WHAT NEEDS TO BE DONE:
Locate the word "JSON" in the entries below, then gather every line that holds it.

***** EXTRACTED RECORDS

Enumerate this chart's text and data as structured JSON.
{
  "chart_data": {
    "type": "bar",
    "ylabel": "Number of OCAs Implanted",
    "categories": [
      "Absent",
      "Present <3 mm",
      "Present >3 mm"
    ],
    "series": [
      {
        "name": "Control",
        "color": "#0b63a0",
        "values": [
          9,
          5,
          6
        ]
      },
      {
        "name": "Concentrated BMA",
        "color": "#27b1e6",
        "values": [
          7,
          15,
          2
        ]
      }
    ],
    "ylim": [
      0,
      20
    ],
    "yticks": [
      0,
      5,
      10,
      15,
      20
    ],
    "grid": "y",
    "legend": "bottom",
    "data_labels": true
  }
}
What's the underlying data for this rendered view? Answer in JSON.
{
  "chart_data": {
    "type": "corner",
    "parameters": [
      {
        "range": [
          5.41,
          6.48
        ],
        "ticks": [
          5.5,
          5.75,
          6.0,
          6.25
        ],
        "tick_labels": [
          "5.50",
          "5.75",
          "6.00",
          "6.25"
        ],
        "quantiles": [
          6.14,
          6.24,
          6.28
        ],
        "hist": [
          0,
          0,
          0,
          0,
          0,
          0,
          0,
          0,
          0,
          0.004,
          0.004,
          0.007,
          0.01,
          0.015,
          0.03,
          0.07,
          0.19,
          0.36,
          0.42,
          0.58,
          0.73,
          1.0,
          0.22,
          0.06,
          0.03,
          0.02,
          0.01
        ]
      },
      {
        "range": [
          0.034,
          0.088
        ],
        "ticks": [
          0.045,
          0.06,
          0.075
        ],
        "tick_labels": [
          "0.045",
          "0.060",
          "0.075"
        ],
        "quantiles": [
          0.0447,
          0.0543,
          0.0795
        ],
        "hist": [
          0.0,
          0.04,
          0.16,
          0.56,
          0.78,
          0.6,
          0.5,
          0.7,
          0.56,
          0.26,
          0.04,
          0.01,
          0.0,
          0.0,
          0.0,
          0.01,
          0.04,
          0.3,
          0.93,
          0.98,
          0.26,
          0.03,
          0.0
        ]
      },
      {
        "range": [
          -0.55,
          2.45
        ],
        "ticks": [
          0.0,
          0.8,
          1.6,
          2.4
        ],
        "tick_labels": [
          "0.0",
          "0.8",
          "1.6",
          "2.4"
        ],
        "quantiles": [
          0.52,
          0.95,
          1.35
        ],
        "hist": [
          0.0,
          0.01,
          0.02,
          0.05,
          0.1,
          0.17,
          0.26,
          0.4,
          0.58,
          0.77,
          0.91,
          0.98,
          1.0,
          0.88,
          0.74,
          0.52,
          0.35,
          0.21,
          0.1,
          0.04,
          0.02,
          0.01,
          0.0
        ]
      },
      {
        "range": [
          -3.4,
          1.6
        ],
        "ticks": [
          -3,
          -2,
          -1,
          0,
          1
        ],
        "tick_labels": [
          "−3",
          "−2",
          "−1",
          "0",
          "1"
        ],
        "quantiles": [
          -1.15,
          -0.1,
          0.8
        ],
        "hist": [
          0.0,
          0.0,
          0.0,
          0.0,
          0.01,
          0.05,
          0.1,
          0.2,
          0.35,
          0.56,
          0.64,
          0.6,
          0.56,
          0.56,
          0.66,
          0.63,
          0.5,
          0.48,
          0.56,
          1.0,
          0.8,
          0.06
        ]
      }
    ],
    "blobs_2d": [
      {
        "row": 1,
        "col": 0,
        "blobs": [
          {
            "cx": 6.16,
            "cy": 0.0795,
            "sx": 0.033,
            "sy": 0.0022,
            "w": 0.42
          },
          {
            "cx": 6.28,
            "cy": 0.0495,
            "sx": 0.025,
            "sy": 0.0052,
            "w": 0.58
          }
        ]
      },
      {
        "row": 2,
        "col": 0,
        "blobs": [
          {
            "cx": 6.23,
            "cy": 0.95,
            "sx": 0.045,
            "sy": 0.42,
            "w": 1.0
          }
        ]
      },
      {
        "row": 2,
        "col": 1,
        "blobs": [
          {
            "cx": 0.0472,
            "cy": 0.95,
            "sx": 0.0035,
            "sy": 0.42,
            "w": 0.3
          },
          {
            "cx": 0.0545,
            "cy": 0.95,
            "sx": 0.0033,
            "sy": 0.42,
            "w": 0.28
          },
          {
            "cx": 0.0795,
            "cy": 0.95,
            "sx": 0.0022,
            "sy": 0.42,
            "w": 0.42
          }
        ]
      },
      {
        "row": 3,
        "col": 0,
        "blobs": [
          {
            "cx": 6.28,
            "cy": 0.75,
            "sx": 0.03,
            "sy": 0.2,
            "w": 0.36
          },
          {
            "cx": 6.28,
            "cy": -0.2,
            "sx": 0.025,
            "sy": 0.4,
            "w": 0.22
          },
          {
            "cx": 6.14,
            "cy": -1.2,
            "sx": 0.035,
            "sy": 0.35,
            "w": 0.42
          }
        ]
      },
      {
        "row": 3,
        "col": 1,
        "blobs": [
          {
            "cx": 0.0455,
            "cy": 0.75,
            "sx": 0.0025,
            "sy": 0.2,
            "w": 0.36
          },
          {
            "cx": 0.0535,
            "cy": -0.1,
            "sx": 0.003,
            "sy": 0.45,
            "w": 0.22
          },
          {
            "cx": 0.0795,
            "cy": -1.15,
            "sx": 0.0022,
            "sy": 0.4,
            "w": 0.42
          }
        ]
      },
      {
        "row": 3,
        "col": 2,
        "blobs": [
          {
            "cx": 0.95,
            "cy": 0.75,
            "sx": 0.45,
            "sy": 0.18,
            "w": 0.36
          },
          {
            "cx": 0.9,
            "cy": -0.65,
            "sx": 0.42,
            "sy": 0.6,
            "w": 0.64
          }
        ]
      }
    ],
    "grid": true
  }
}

**********

EXPECTED ANSWER:
Enumerate this chart's text and data as structured JSON.
What's the underlying data for this rendered view? Answer in JSON.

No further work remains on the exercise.